** START OF STORED DATA **
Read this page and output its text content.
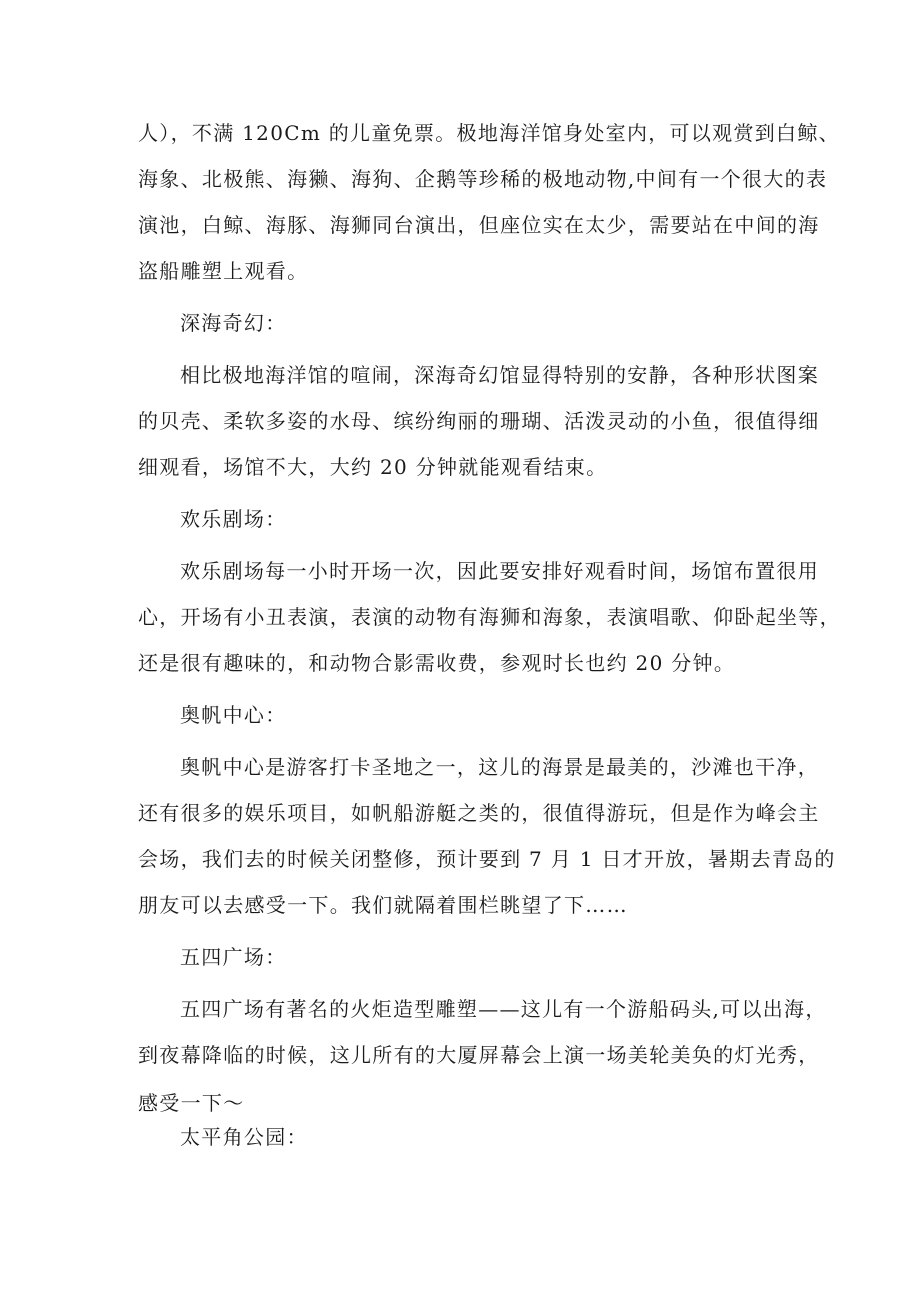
人），不满 120Cm 的儿童免票。极地海洋馆身处室内，可以观赏到白鲸、
海象、北极熊、海獭、海狗、企鹅等珍稀的极地动物,中间有一个很大的表
演池，白鲸、海豚、海狮同台演出，但座位实在太少，需要站在中间的海
盗船雕塑上观看。
深海奇幻：
相比极地海洋馆的喧闹，深海奇幻馆显得特别的安静，各种形状图案
的贝壳、柔软多姿的水母、缤纷绚丽的珊瑚、活泼灵动的小鱼，很值得细
细观看，场馆不大，大约 20 分钟就能观看结束。
欢乐剧场：
欢乐剧场每一小时开场一次，因此要安排好观看时间，场馆布置很用
心，开场有小丑表演，表演的动物有海狮和海象，表演唱歌、仰卧起坐等，
还是很有趣味的，和动物合影需收费，参观时长也约 20 分钟。
奥帆中心：
奥帆中心是游客打卡圣地之一，这儿的海景是最美的，沙滩也干净，
还有很多的娱乐项目，如帆船游艇之类的，很值得游玩，但是作为峰会主
会场，我们去的时候关闭整修，预计要到 7 月 1 日才开放，暑期去青岛的
朋友可以去感受一下。我们就隔着围栏眺望了下……
五四广场：
五四广场有著名的火炬造型雕塑——这儿有一个游船码头,可以出海，
到夜幕降临的时候，这儿所有的大厦屏幕会上演一场美轮美奂的灯光秀，
感受一下～
太平角公园：
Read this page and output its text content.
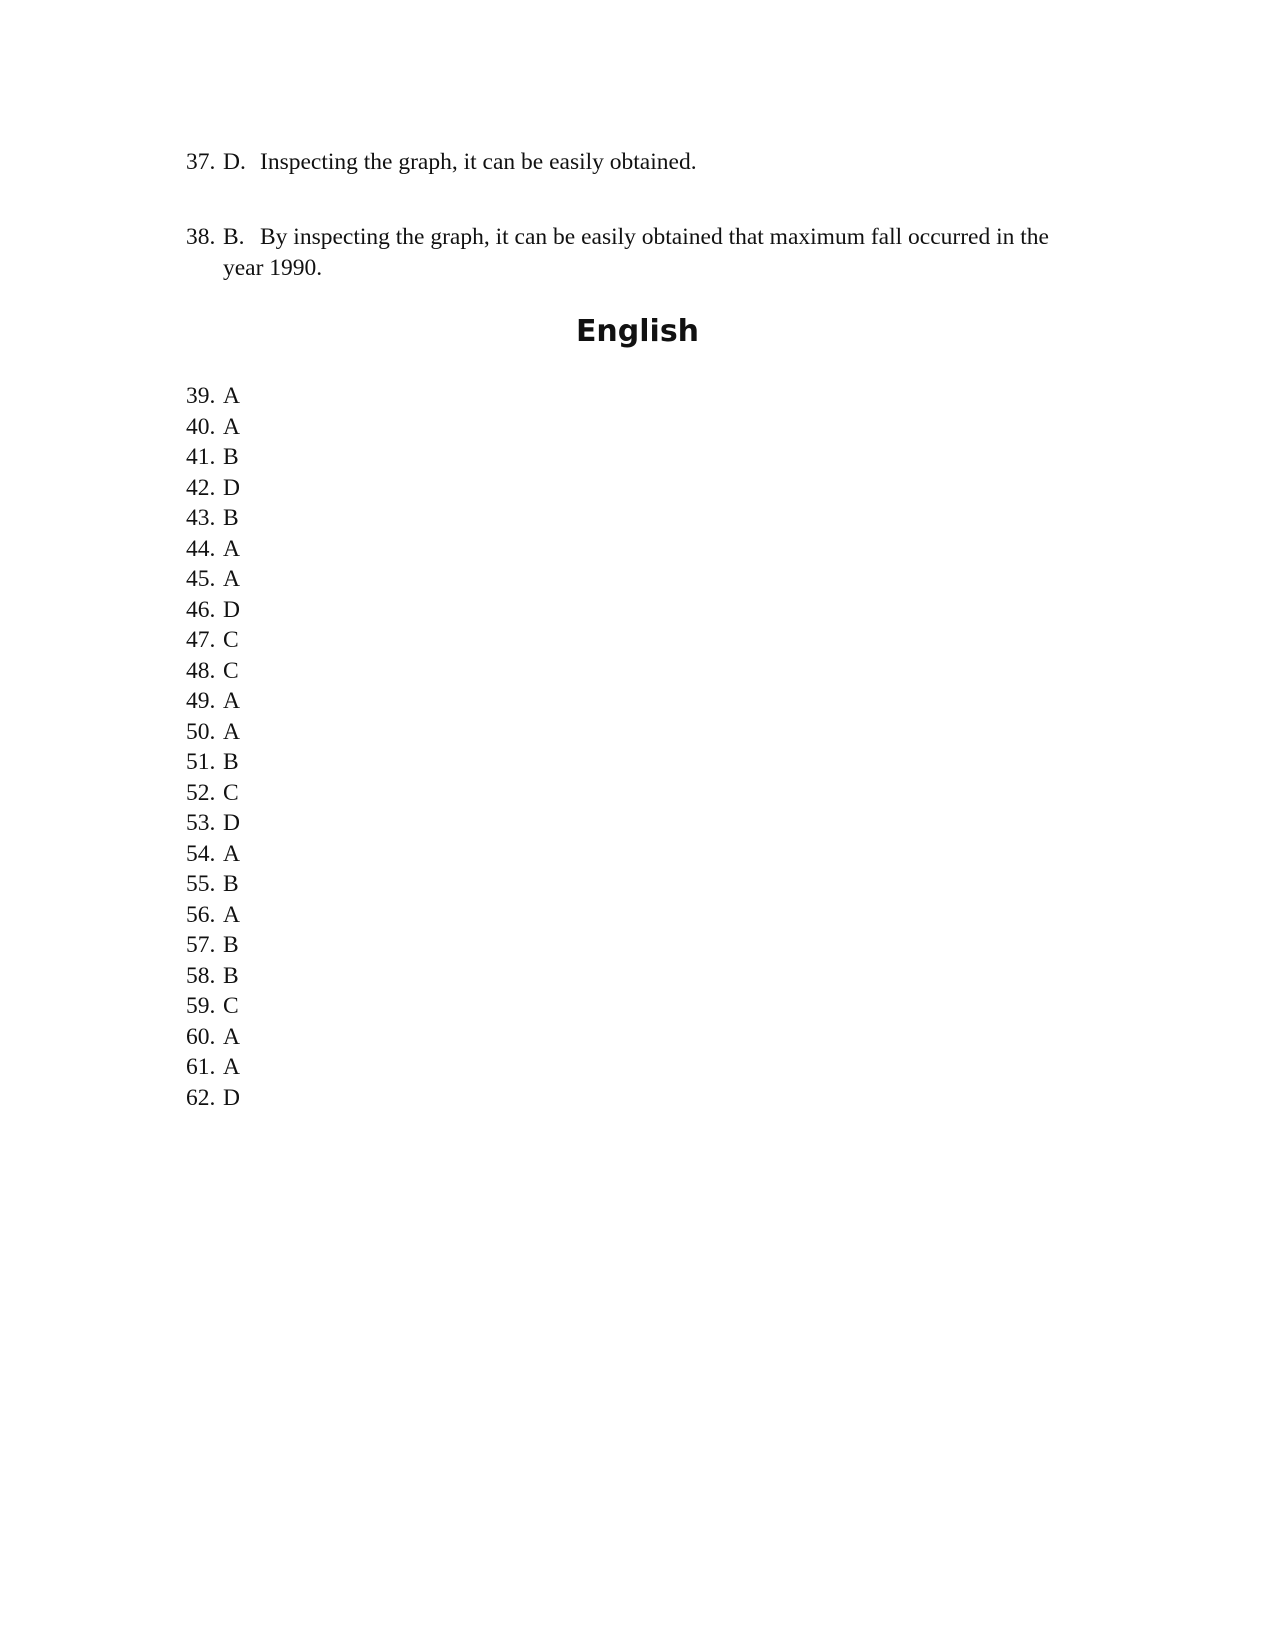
37. D. Inspecting the graph, it can be easily obtained.
38. B. By inspecting the graph, it can be easily obtained that maximum fall occurred in the
year 1990.
English
39. A
40. A
41. B
42. D
43. B
44. A
45. A
46. D
47. C
48. C
49. A
50. A
51. B
52. C
53. D
54. A
55. B
56. A
57. B
58. B
59. C
60. A
61. A
62. D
** END OF STORED DATA **
OBJECTIVE
Without the pictures, repeat the listing above exactly.

RESULT FOR THIS TASK
Read this page and output its text content.
人），不满 120Cm 的儿童免票。极地海洋馆身处室内，可以观赏到白鲸、
海象、北极熊、海獭、海狗、企鹅等珍稀的极地动物,中间有一个很大的表
演池，白鲸、海豚、海狮同台演出，但座位实在太少，需要站在中间的海
盗船雕塑上观看。
深海奇幻：
相比极地海洋馆的喧闹，深海奇幻馆显得特别的安静，各种形状图案
的贝壳、柔软多姿的水母、缤纷绚丽的珊瑚、活泼灵动的小鱼，很值得细
细观看，场馆不大，大约 20 分钟就能观看结束。
欢乐剧场：
欢乐剧场每一小时开场一次，因此要安排好观看时间，场馆布置很用
心，开场有小丑表演，表演的动物有海狮和海象，表演唱歌、仰卧起坐等，
还是很有趣味的，和动物合影需收费，参观时长也约 20 分钟。
奥帆中心：
奥帆中心是游客打卡圣地之一，这儿的海景是最美的，沙滩也干净，
还有很多的娱乐项目，如帆船游艇之类的，很值得游玩，但是作为峰会主
会场，我们去的时候关闭整修，预计要到 7 月 1 日才开放，暑期去青岛的
朋友可以去感受一下。我们就隔着围栏眺望了下……
五四广场：
五四广场有著名的火炬造型雕塑——这儿有一个游船码头,可以出海，
到夜幕降临的时候，这儿所有的大厦屏幕会上演一场美轮美奂的灯光秀，
感受一下～
太平角公园：
Read this page and output its text content.
37. D. Inspecting the graph, it can be easily obtained.
38. B. By inspecting the graph, it can be easily obtained that maximum fall occurred in the
year 1990.
English
39. A
40. A
41. B
42. D
43. B
44. A
45. A
46. D
47. C
48. C
49. A
50. A
51. B
52. C
53. D
54. A
55. B
56. A
57. B
58. B
59. C
60. A
61. A
62. D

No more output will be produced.